** Begin SUPPLIED MATERIAL **

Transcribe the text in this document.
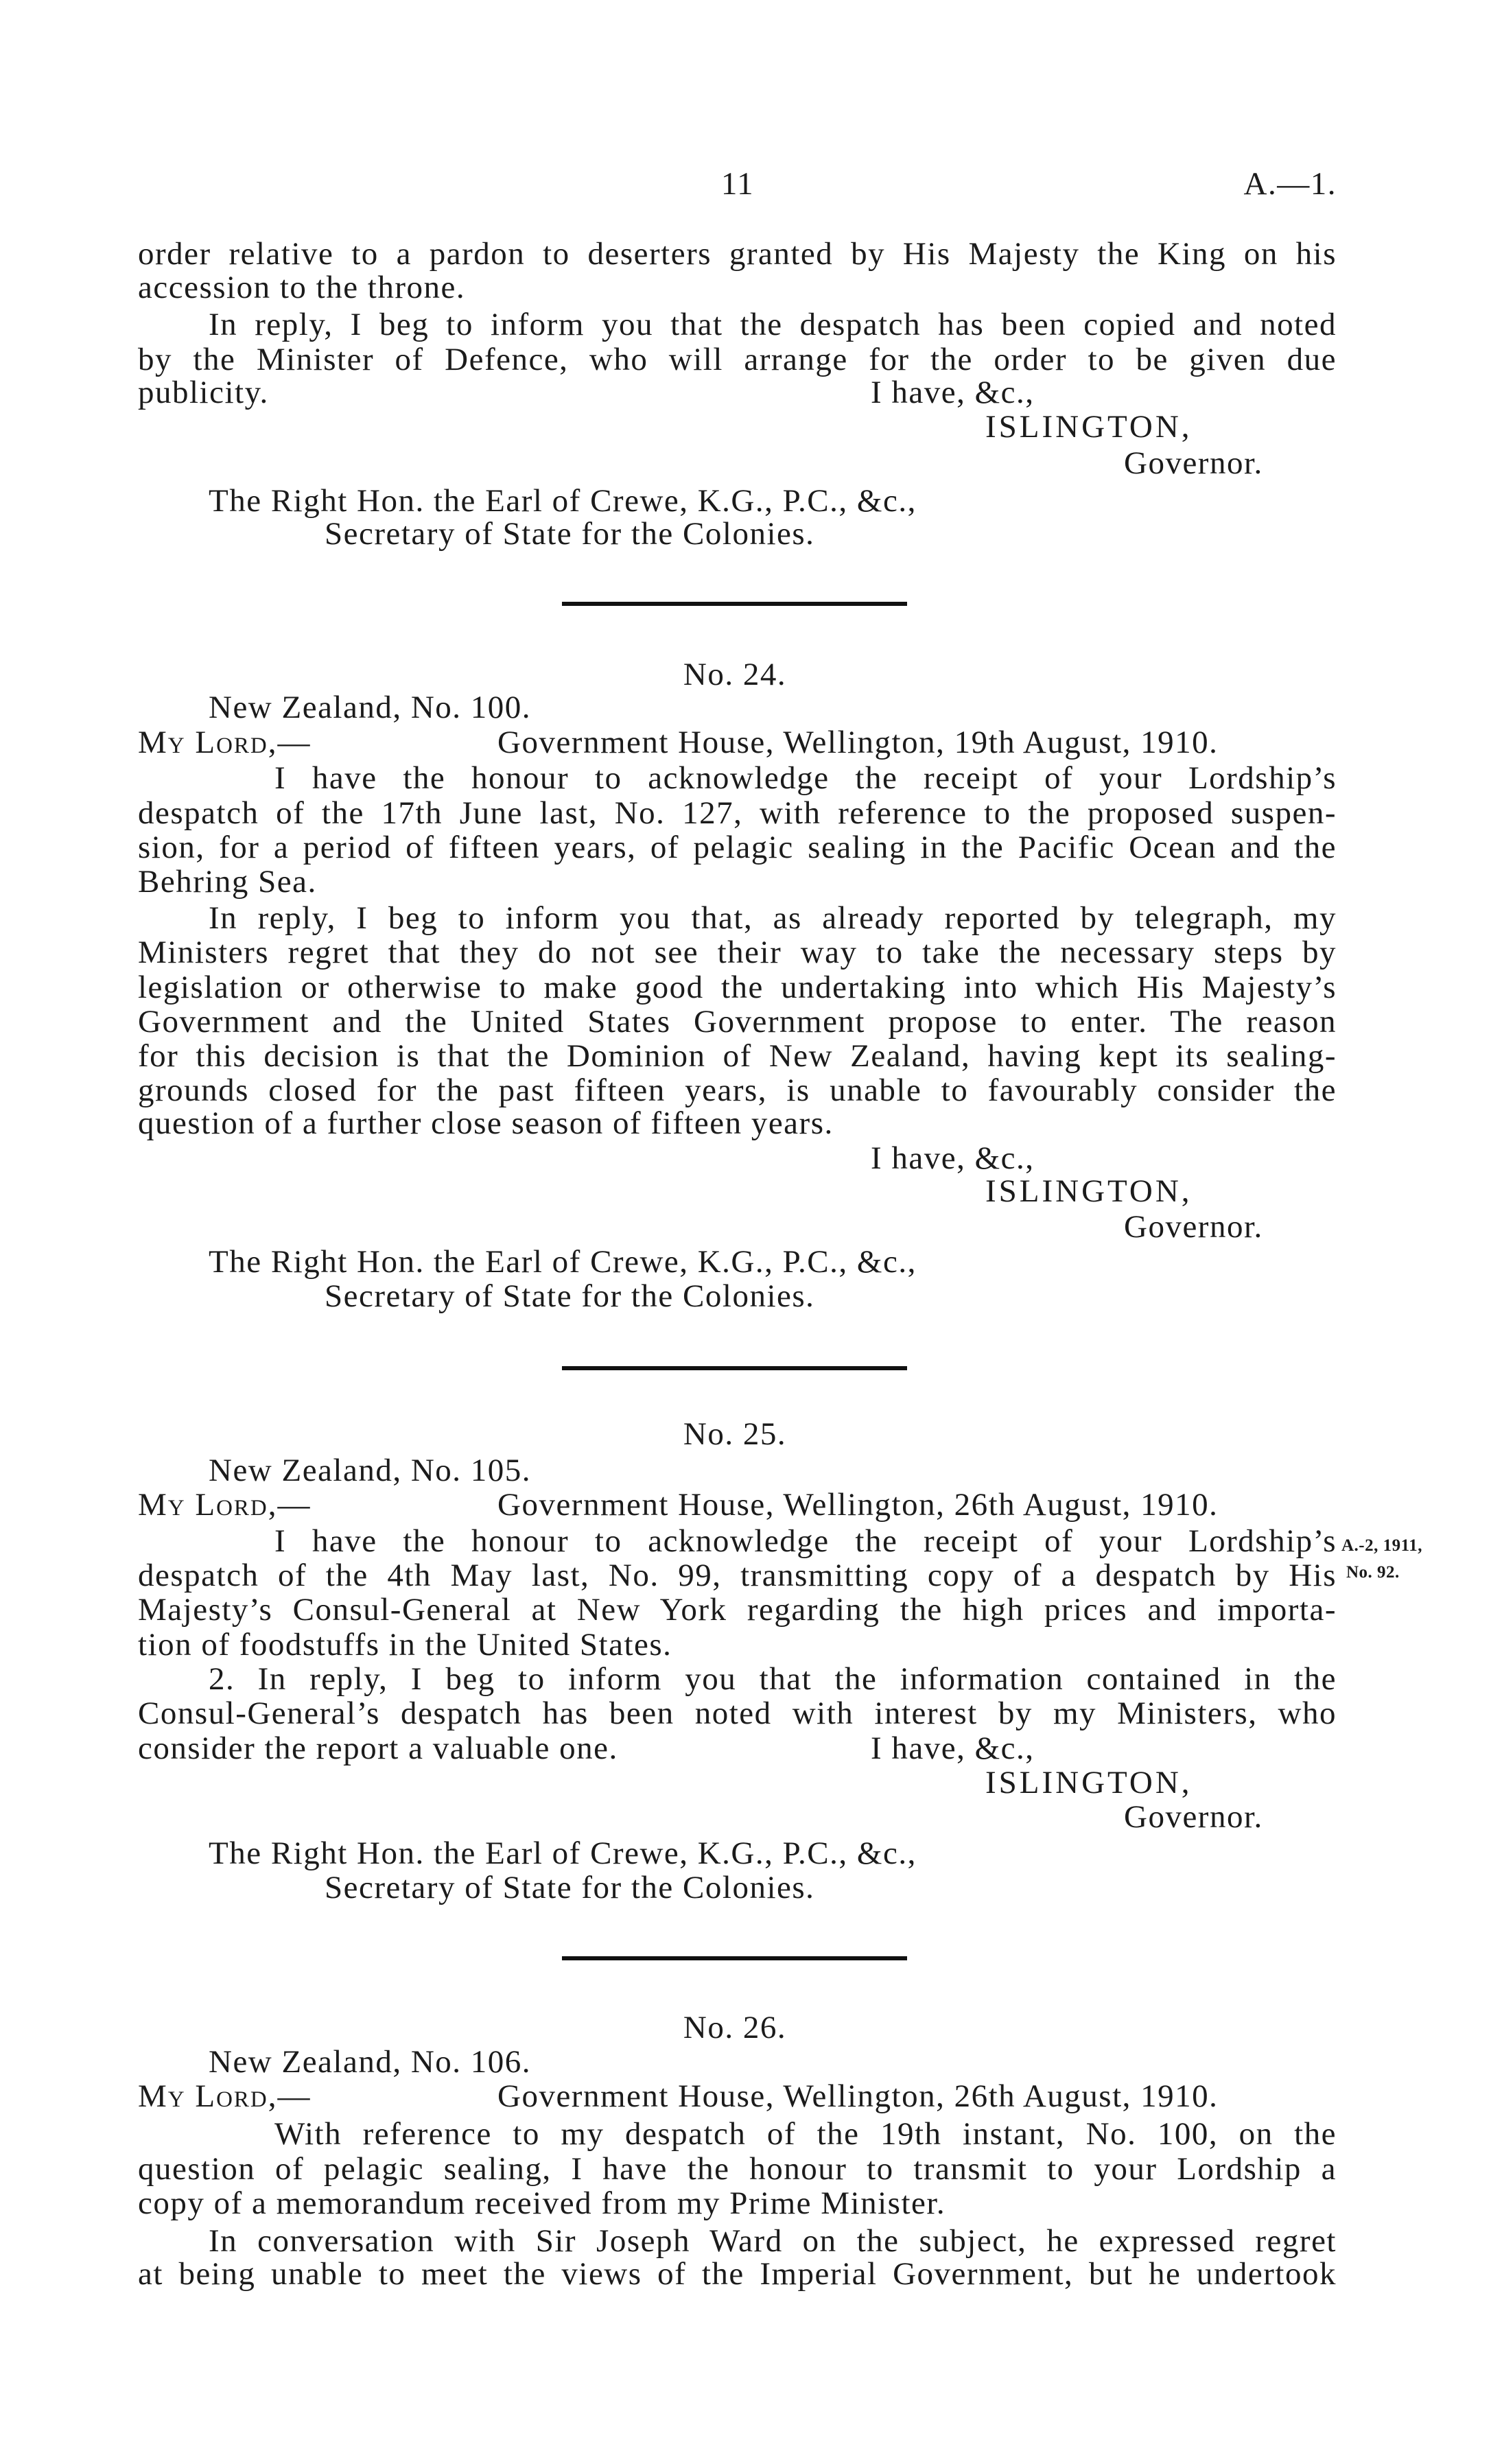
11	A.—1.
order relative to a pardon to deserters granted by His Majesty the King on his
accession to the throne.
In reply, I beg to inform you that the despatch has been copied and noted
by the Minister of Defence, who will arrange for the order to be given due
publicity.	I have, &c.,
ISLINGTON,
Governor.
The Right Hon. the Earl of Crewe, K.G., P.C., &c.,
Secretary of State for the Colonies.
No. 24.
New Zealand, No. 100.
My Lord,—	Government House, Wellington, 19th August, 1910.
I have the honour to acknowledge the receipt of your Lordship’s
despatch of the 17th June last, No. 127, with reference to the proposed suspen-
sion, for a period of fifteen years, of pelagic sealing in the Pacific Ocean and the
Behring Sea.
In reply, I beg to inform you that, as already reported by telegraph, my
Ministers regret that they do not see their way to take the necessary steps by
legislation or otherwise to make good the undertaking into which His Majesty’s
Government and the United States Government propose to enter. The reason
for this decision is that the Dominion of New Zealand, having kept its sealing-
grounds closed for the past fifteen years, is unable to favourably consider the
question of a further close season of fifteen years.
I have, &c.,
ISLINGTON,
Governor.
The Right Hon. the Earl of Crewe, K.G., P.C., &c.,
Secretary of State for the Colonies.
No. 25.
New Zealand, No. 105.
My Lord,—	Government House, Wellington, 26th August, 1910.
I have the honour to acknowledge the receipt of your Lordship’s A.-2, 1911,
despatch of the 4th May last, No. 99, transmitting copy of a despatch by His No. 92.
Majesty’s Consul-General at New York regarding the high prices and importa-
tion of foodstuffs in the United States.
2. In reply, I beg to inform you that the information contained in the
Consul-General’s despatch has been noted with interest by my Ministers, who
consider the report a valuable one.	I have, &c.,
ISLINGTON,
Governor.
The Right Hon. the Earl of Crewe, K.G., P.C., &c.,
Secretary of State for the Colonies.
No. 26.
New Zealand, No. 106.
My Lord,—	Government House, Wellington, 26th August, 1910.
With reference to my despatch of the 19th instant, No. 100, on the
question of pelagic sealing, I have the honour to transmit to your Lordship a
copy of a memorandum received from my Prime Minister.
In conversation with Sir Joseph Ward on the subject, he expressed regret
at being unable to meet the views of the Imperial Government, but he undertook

** End SUPPLIED MATERIAL **

» **EXERCISE INSTRUCTIONS**: Using the records above, select and copy every line that has the word "fifteen".

» **EXERCISE ANSWER**:
sion, for a period of fifteen years, of pelagic sealing in the Pacific Ocean and the
grounds closed for the past fifteen years, is unable to favourably consider the
question of a further close season of fifteen years.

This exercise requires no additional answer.